- Problem requirements:
Without altering anything, output the material below.

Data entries
□ □ □ □ □

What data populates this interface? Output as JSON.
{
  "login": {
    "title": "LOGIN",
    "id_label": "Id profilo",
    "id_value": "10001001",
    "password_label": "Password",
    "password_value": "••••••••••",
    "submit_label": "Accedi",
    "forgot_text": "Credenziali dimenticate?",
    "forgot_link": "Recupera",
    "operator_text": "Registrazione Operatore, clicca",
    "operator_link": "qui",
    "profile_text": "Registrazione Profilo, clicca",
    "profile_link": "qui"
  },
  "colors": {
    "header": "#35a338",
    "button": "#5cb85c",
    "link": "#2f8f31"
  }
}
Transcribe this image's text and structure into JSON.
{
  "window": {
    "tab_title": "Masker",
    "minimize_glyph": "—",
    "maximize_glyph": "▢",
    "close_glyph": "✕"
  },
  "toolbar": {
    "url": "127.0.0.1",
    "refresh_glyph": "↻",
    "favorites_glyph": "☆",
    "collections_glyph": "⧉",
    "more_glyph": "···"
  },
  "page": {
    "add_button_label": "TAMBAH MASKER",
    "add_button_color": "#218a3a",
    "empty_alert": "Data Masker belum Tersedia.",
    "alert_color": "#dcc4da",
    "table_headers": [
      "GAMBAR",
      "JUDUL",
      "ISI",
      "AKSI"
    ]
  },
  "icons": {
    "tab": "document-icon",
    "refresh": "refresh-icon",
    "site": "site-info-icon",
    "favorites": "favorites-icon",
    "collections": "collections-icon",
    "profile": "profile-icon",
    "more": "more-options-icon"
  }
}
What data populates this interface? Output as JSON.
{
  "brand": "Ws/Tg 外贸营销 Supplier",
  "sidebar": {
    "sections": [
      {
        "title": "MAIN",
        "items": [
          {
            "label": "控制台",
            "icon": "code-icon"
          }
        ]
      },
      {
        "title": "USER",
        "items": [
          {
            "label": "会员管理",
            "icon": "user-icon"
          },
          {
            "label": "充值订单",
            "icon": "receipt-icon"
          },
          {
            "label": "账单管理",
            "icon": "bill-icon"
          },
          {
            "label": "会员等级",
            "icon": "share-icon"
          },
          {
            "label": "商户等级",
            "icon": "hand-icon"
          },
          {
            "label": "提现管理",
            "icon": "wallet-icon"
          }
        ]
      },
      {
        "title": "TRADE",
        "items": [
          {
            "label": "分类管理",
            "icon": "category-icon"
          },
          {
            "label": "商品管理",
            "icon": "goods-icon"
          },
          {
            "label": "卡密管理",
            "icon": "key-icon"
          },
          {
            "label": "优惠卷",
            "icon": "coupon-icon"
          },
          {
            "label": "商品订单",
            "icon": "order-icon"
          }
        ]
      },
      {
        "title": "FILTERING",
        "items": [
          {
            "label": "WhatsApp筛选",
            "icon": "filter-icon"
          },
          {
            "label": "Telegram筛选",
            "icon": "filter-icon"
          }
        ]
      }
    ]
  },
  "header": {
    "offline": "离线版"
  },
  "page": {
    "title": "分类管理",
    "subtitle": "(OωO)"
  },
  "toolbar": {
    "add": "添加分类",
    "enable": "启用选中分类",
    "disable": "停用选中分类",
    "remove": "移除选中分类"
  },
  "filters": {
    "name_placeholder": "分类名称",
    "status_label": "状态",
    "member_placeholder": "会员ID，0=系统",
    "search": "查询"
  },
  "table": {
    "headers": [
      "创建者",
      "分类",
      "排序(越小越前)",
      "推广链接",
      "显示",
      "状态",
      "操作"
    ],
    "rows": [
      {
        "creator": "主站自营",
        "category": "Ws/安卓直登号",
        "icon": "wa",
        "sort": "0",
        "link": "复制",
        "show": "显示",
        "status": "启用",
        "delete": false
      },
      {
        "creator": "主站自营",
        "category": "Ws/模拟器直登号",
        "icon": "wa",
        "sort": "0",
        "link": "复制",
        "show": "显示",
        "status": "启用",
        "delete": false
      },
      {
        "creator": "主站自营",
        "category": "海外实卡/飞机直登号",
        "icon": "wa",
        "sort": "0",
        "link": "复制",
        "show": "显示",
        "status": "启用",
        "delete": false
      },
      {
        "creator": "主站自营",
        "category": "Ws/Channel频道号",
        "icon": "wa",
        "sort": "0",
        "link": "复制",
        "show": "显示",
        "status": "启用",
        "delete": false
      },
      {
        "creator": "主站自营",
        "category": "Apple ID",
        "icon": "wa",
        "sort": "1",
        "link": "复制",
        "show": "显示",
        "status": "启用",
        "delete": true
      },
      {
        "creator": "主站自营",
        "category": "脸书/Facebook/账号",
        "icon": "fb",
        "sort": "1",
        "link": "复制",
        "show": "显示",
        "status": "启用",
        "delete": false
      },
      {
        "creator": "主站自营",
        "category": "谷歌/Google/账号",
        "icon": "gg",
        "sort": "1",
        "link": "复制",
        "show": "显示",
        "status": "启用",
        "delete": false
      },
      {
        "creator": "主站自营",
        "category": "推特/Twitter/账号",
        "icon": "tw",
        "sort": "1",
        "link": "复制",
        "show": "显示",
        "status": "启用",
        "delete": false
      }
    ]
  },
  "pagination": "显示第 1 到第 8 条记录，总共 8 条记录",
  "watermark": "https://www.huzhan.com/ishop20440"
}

□ □ □ □ □

- Answer for the task:
What data populates this interface? Output as JSON.
{
  "login": {
    "title": "LOGIN",
    "id_label": "Id profilo",
    "id_value": "10001001",
    "password_label": "Password",
    "password_value": "••••••••••",
    "submit_label": "Accedi",
    "forgot_text": "Credenziali dimenticate?",
    "forgot_link": "Recupera",
    "operator_text": "Registrazione Operatore, clicca",
    "operator_link": "qui",
    "profile_text": "Registrazione Profilo, clicca",
    "profile_link": "qui"
  },
  "colors": {
    "header": "#35a338",
    "button": "#5cb85c",
    "link": "#2f8f31"
  }
}
Transcribe this image's text and structure into JSON.
{
  "window": {
    "tab_title": "Masker",
    "minimize_glyph": "—",
    "maximize_glyph": "▢",
    "close_glyph": "✕"
  },
  "toolbar": {
    "url": "127.0.0.1",
    "refresh_glyph": "↻",
    "favorites_glyph": "☆",
    "collections_glyph": "⧉",
    "more_glyph": "···"
  },
  "page": {
    "add_button_label": "TAMBAH MASKER",
    "add_button_color": "#218a3a",
    "empty_alert": "Data Masker belum Tersedia.",
    "alert_color": "#dcc4da",
    "table_headers": [
      "GAMBAR",
      "JUDUL",
      "ISI",
      "AKSI"
    ]
  },
  "icons": {
    "tab": "document-icon",
    "refresh": "refresh-icon",
    "site": "site-info-icon",
    "favorites": "favorites-icon",
    "collections": "collections-icon",
    "profile": "profile-icon",
    "more": "more-options-icon"
  }
}
What data populates this interface? Output as JSON.
{
  "brand": "Ws/Tg 外贸营销 Supplier",
  "sidebar": {
    "sections": [
      {
        "title": "MAIN",
        "items": [
          {
            "label": "控制台",
            "icon": "code-icon"
          }
        ]
      },
      {
        "title": "USER",
        "items": [
          {
            "label": "会员管理",
            "icon": "user-icon"
          },
          {
            "label": "充值订单",
            "icon": "receipt-icon"
          },
          {
            "label": "账单管理",
            "icon": "bill-icon"
          },
          {
            "label": "会员等级",
            "icon": "share-icon"
          },
          {
            "label": "商户等级",
            "icon": "hand-icon"
          },
          {
            "label": "提现管理",
            "icon": "wallet-icon"
          }
        ]
      },
      {
        "title": "TRADE",
        "items": [
          {
            "label": "分类管理",
            "icon": "category-icon"
          },
          {
            "label": "商品管理",
            "icon": "goods-icon"
          },
          {
            "label": "卡密管理",
            "icon": "key-icon"
          },
          {
            "label": "优惠卷",
            "icon": "coupon-icon"
          },
          {
            "label": "商品订单",
            "icon": "order-icon"
          }
        ]
      },
      {
        "title": "FILTERING",
        "items": [
          {
            "label": "WhatsApp筛选",
            "icon": "filter-icon"
          },
          {
            "label": "Telegram筛选",
            "icon": "filter-icon"
          }
        ]
      }
    ]
  },
  "header": {
    "offline": "离线版"
  },
  "page": {
    "title": "分类管理",
    "subtitle": "(OωO)"
  },
  "toolbar": {
    "add": "添加分类",
    "enable": "启用选中分类",
    "disable": "停用选中分类",
    "remove": "移除选中分类"
  },
  "filters": {
    "name_placeholder": "分类名称",
    "status_label": "状态",
    "member_placeholder": "会员ID，0=系统",
    "search": "查询"
  },
  "table": {
    "headers": [
      "创建者",
      "分类",
      "排序(越小越前)",
      "推广链接",
      "显示",
      "状态",
      "操作"
    ],
    "rows": [
      {
        "creator": "主站自营",
        "category": "Ws/安卓直登号",
        "icon": "wa",
        "sort": "0",
        "link": "复制",
        "show": "显示",
        "status": "启用",
        "delete": false
      },
      {
        "creator": "主站自营",
        "category": "Ws/模拟器直登号",
        "icon": "wa",
        "sort": "0",
        "link": "复制",
        "show": "显示",
        "status": "启用",
        "delete": false
      },
      {
        "creator": "主站自营",
        "category": "海外实卡/飞机直登号",
        "icon": "wa",
        "sort": "0",
        "link": "复制",
        "show": "显示",
        "status": "启用",
        "delete": false
      },
      {
        "creator": "主站自营",
        "category": "Ws/Channel频道号",
        "icon": "wa",
        "sort": "0",
        "link": "复制",
        "show": "显示",
        "status": "启用",
        "delete": false
      },
      {
        "creator": "主站自营",
        "category": "Apple ID",
        "icon": "wa",
        "sort": "1",
        "link": "复制",
        "show": "显示",
        "status": "启用",
        "delete": true
      },
      {
        "creator": "主站自营",
        "category": "脸书/Facebook/账号",
        "icon": "fb",
        "sort": "1",
        "link": "复制",
        "show": "显示",
        "status": "启用",
        "delete": false
      },
      {
        "creator": "主站自营",
        "category": "谷歌/Google/账号",
        "icon": "gg",
        "sort": "1",
        "link": "复制",
        "show": "显示",
        "status": "启用",
        "delete": false
      },
      {
        "creator": "主站自营",
        "category": "推特/Twitter/账号",
        "icon": "tw",
        "sort": "1",
        "link": "复制",
        "show": "显示",
        "status": "启用",
        "delete": false
      }
    ]
  },
  "pagination": "显示第 1 到第 8 条记录，总共 8 条记录",
  "watermark": "https://www.huzhan.com/ishop20440"
}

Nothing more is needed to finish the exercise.